# WRITTEN EXERCISE
Copy all lines below containing "Friedrich".

Data excerpts
[start]

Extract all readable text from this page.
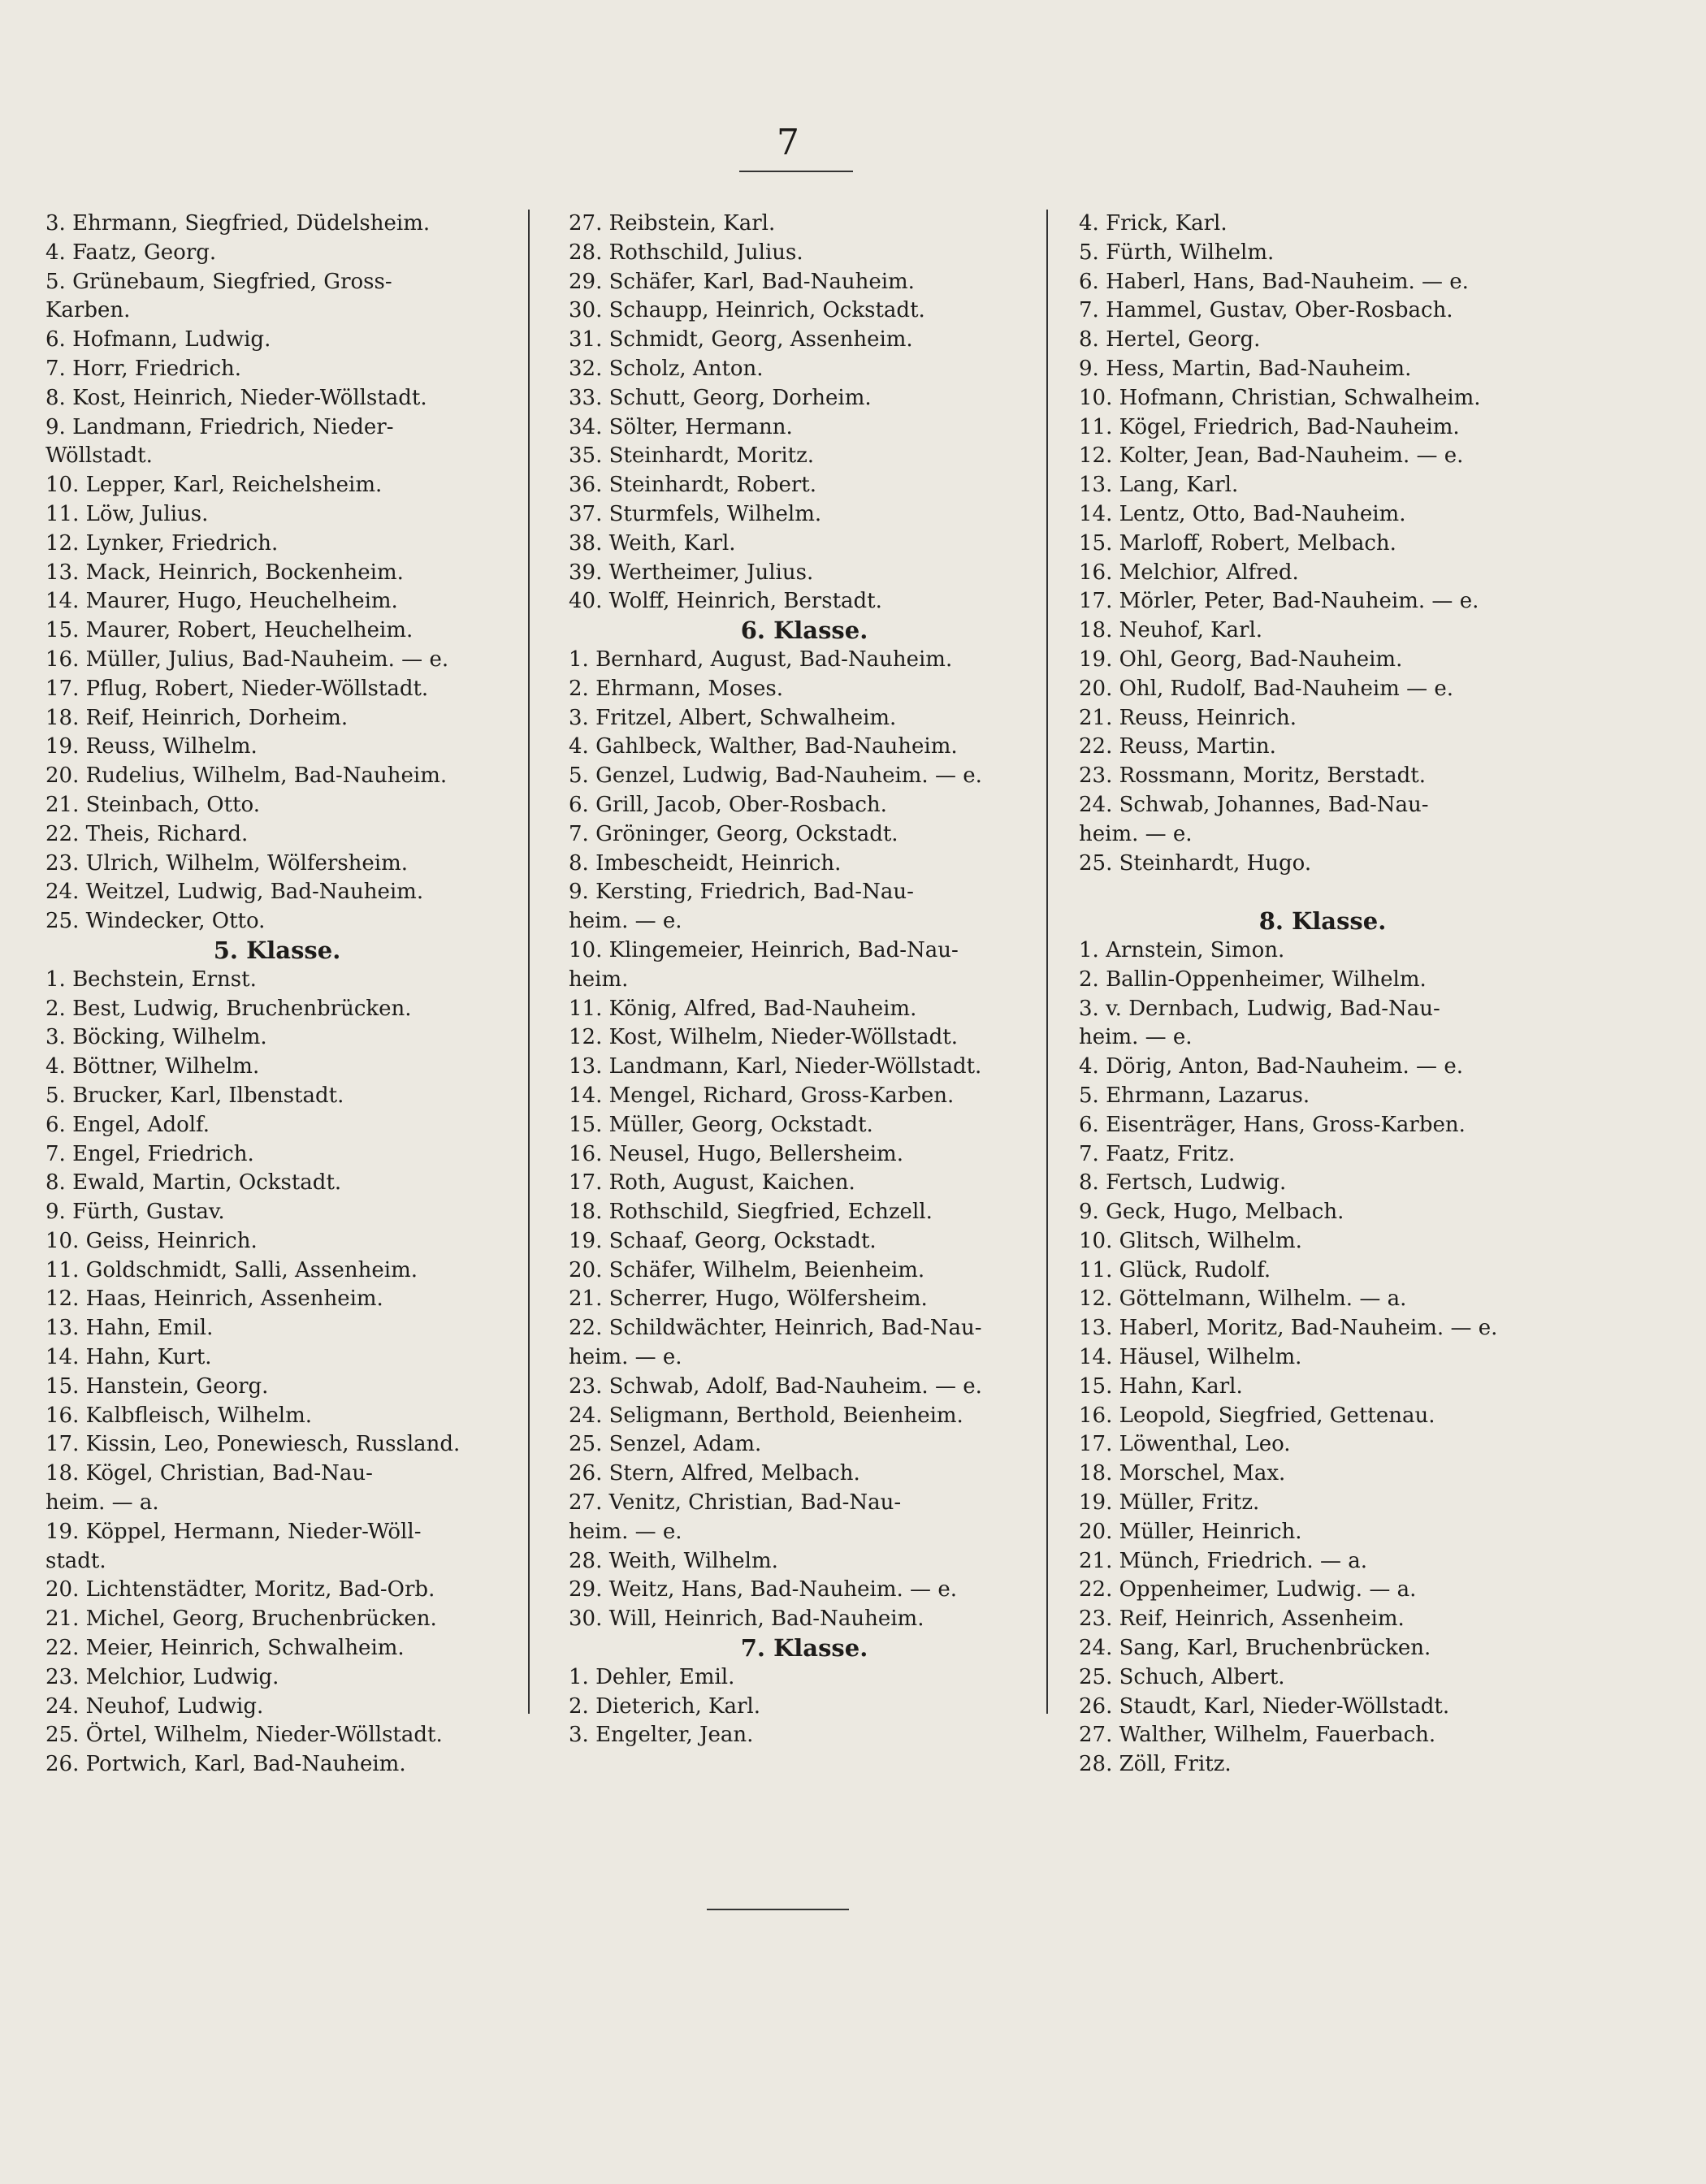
7
3. Ehrmann, Siegfried, Düdelsheim.
4. Faatz, Georg.
5. Grünebaum, Siegfried, Gross-
Karben.
6. Hofmann, Ludwig.
7. Horr, Friedrich.
8. Kost, Heinrich, Nieder-Wöllstadt.
9. Landmann, Friedrich, Nieder-
Wöllstadt.
10. Lepper, Karl, Reichelsheim.
11. Löw, Julius.
12. Lynker, Friedrich.
13. Mack, Heinrich, Bockenheim.
14. Maurer, Hugo, Heuchelheim.
15. Maurer, Robert, Heuchelheim.
16. Müller, Julius, Bad-Nauheim. — e.
17. Pflug, Robert, Nieder-Wöllstadt.
18. Reif, Heinrich, Dorheim.
19. Reuss, Wilhelm.
20. Rudelius, Wilhelm, Bad-Nauheim.
21. Steinbach, Otto.
22. Theis, Richard.
23. Ulrich, Wilhelm, Wölfersheim.
24. Weitzel, Ludwig, Bad-Nauheim.
25. Windecker, Otto.
5. Klasse.
1. Bechstein, Ernst.
2. Best, Ludwig, Bruchenbrücken.
3. Böcking, Wilhelm.
4. Böttner, Wilhelm.
5. Brucker, Karl, Ilbenstadt.
6. Engel, Adolf.
7. Engel, Friedrich.
8. Ewald, Martin, Ockstadt.
9. Fürth, Gustav.
10. Geiss, Heinrich.
11. Goldschmidt, Salli, Assenheim.
12. Haas, Heinrich, Assenheim.
13. Hahn, Emil.
14. Hahn, Kurt.
15. Hanstein, Georg.
16. Kalbfleisch, Wilhelm.
17. Kissin, Leo, Ponewiesch, Russland.
18. Kögel, Christian, Bad-Nau-
heim. — a.
19. Köppel, Hermann, Nieder-Wöll-
stadt.
20. Lichtenstädter, Moritz, Bad-Orb.
21. Michel, Georg, Bruchenbrücken.
22. Meier, Heinrich, Schwalheim.
23. Melchior, Ludwig.
24. Neuhof, Ludwig.
25. Örtel, Wilhelm, Nieder-Wöllstadt.
26. Portwich, Karl, Bad-Nauheim.
27. Reibstein, Karl.
28. Rothschild, Julius.
29. Schäfer, Karl, Bad-Nauheim.
30. Schaupp, Heinrich, Ockstadt.
31. Schmidt, Georg, Assenheim.
32. Scholz, Anton.
33. Schutt, Georg, Dorheim.
34. Sölter, Hermann.
35. Steinhardt, Moritz.
36. Steinhardt, Robert.
37. Sturmfels, Wilhelm.
38. Weith, Karl.
39. Wertheimer, Julius.
40. Wolff, Heinrich, Berstadt.
6. Klasse.
1. Bernhard, August, Bad-Nauheim.
2. Ehrmann, Moses.
3. Fritzel, Albert, Schwalheim.
4. Gahlbeck, Walther, Bad-Nauheim.
5. Genzel, Ludwig, Bad-Nauheim. — e.
6. Grill, Jacob, Ober-Rosbach.
7. Gröninger, Georg, Ockstadt.
8. Imbescheidt, Heinrich.
9. Kersting, Friedrich, Bad-Nau-
heim. — e.
10. Klingemeier, Heinrich, Bad-Nau-
heim.
11. König, Alfred, Bad-Nauheim.
12. Kost, Wilhelm, Nieder-Wöllstadt.
13. Landmann, Karl, Nieder-Wöllstadt.
14. Mengel, Richard, Gross-Karben.
15. Müller, Georg, Ockstadt.
16. Neusel, Hugo, Bellersheim.
17. Roth, August, Kaichen.
18. Rothschild, Siegfried, Echzell.
19. Schaaf, Georg, Ockstadt.
20. Schäfer, Wilhelm, Beienheim.
21. Scherrer, Hugo, Wölfersheim.
22. Schildwächter, Heinrich, Bad-Nau-
heim. — e.
23. Schwab, Adolf, Bad-Nauheim. — e.
24. Seligmann, Berthold, Beienheim.
25. Senzel, Adam.
26. Stern, Alfred, Melbach.
27. Venitz, Christian, Bad-Nau-
heim. — e.
28. Weith, Wilhelm.
29. Weitz, Hans, Bad-Nauheim. — e.
30. Will, Heinrich, Bad-Nauheim.
7. Klasse.
1. Dehler, Emil.
2. Dieterich, Karl.
3. Engelter, Jean.
4. Frick, Karl.
5. Fürth, Wilhelm.
6. Haberl, Hans, Bad-Nauheim. — e.
7. Hammel, Gustav, Ober-Rosbach.
8. Hertel, Georg.
9. Hess, Martin, Bad-Nauheim.
10. Hofmann, Christian, Schwalheim.
11. Kögel, Friedrich, Bad-Nauheim.
12. Kolter, Jean, Bad-Nauheim. — e.
13. Lang, Karl.
14. Lentz, Otto, Bad-Nauheim.
15. Marloff, Robert, Melbach.
16. Melchior, Alfred.
17. Mörler, Peter, Bad-Nauheim. — e.
18. Neuhof, Karl.
19. Ohl, Georg, Bad-Nauheim.
20. Ohl, Rudolf, Bad-Nauheim — e.
21. Reuss, Heinrich.
22. Reuss, Martin.
23. Rossmann, Moritz, Berstadt.
24. Schwab, Johannes, Bad-Nau-
heim. — e.
25. Steinhardt, Hugo.
8. Klasse.
1. Arnstein, Simon.
2. Ballin-Oppenheimer, Wilhelm.
3. v. Dernbach, Ludwig, Bad-Nau-
heim. — e.
4. Dörig, Anton, Bad-Nauheim. — e.
5. Ehrmann, Lazarus.
6. Eisenträger, Hans, Gross-Karben.
7. Faatz, Fritz.
8. Fertsch, Ludwig.
9. Geck, Hugo, Melbach.
10. Glitsch, Wilhelm.
11. Glück, Rudolf.
12. Göttelmann, Wilhelm. — a.
13. Haberl, Moritz, Bad-Nauheim. — e.
14. Häusel, Wilhelm.
15. Hahn, Karl.
16. Leopold, Siegfried, Gettenau.
17. Löwenthal, Leo.
18. Morschel, Max.
19. Müller, Fritz.
20. Müller, Heinrich.
21. Münch, Friedrich. — a.
22. Oppenheimer, Ludwig. — a.
23. Reif, Heinrich, Assenheim.
24. Sang, Karl, Bruchenbrücken.
25. Schuch, Albert.
26. Staudt, Karl, Nieder-Wöllstadt.
27. Walther, Wilhelm, Fauerbach.
28. Zöll, Fritz.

[end]

# FULL SOLUTION
7. Horr, Friedrich.
9. Landmann, Friedrich, Nieder-
12. Lynker, Friedrich.
7. Engel, Friedrich.
9. Kersting, Friedrich, Bad-Nau-
11. Kögel, Friedrich, Bad-Nauheim.
21. Münch, Friedrich. — a.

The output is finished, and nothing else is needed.